§ EXERCISE:
Show all lines from the data that include the word "猜中必中".
>> begin GIVEN ENTRIES
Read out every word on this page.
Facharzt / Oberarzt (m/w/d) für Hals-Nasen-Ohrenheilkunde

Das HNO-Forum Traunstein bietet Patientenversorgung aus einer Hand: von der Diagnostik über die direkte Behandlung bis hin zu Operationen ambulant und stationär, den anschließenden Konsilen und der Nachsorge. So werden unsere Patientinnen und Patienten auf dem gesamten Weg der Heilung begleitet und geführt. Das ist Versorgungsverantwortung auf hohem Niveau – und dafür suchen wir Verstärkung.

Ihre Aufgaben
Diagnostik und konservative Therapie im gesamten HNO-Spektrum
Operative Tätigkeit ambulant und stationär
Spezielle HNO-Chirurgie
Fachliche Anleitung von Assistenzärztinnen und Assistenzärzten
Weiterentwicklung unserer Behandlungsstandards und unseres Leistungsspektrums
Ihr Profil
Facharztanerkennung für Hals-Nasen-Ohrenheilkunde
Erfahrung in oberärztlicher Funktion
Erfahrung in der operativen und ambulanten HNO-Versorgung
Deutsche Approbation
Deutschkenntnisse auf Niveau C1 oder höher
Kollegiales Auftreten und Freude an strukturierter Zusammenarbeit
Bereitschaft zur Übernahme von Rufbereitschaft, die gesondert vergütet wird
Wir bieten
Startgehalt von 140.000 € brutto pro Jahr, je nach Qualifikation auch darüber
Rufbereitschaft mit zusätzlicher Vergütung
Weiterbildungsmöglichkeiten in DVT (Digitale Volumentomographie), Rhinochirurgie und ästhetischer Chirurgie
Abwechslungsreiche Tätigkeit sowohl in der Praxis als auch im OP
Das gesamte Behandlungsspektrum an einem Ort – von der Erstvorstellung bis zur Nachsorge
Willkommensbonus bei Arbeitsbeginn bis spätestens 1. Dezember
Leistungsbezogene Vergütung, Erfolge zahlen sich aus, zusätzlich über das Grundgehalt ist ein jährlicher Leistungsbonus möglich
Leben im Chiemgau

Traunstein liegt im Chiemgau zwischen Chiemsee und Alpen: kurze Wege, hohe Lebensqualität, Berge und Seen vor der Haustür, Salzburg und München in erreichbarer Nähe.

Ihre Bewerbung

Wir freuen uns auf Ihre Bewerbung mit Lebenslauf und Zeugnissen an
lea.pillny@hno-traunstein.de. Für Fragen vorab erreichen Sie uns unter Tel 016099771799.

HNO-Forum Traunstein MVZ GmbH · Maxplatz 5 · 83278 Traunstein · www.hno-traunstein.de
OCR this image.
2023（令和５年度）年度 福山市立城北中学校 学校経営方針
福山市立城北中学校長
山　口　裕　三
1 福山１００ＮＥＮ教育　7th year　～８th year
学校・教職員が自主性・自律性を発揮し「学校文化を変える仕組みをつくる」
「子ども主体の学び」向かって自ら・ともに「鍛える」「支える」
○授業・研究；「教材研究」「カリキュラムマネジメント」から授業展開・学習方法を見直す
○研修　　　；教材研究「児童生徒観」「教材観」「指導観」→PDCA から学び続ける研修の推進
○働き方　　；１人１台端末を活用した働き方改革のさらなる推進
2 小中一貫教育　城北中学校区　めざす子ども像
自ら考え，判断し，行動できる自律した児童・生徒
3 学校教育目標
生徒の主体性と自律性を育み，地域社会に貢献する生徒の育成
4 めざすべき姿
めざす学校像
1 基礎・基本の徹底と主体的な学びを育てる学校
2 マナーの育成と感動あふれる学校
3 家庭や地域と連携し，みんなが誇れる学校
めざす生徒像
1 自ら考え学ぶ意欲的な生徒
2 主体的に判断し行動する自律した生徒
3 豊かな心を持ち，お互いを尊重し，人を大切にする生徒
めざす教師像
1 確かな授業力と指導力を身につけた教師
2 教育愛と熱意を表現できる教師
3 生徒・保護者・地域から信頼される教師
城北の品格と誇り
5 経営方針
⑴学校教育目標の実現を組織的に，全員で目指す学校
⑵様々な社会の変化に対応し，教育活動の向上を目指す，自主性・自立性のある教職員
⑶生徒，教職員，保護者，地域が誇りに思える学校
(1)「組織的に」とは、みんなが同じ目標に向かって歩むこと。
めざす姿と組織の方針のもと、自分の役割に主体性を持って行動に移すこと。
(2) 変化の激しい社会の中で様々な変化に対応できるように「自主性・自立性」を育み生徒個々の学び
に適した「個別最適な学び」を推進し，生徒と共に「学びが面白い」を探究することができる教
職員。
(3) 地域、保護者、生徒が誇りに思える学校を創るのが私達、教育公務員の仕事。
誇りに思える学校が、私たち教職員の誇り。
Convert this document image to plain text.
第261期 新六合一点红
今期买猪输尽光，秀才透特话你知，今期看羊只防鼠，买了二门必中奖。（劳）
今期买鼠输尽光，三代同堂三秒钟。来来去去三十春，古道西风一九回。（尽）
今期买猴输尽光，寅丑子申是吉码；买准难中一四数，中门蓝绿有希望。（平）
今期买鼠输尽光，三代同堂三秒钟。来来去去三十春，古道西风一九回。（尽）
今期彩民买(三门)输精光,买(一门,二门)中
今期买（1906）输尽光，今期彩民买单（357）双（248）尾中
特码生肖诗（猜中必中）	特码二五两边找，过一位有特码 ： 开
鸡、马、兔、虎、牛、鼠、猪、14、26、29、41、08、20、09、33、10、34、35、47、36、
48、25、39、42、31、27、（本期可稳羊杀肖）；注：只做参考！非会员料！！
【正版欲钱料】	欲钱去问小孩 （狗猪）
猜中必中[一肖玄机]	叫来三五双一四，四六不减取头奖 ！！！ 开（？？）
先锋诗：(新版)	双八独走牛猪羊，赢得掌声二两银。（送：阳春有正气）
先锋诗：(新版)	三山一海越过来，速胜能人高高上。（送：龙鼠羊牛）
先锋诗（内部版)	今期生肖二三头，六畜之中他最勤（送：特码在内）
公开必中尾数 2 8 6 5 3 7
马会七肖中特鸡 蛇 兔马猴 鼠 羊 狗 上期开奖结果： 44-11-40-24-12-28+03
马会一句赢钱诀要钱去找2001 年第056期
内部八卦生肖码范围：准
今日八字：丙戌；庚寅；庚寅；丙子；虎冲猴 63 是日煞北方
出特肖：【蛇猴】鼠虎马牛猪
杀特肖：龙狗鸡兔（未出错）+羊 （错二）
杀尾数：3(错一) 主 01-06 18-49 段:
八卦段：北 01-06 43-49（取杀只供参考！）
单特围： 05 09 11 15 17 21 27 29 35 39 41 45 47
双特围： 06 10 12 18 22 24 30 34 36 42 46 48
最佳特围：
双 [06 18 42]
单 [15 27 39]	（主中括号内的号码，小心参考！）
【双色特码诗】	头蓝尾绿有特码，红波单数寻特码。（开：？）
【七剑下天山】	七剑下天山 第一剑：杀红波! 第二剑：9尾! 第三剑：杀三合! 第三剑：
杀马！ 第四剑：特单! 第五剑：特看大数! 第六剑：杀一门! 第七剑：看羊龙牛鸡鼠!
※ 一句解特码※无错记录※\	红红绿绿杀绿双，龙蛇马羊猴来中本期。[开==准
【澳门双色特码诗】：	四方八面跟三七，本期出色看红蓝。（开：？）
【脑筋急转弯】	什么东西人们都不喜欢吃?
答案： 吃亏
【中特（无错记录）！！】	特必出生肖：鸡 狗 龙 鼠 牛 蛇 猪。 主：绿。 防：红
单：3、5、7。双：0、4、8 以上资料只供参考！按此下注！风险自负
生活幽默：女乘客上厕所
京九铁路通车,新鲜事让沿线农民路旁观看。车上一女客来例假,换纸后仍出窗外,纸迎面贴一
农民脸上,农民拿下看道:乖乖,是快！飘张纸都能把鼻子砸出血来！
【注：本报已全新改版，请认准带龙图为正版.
>> end GIVEN ENTRIES
§ TASK OUTPUT:
特码生肖诗（猜中必中）	特码二五两边找，过一位有特码 ： 开
猜中必中[一肖玄机]	叫来三五双一四，四六不减取头奖 ！！！ 开（？？）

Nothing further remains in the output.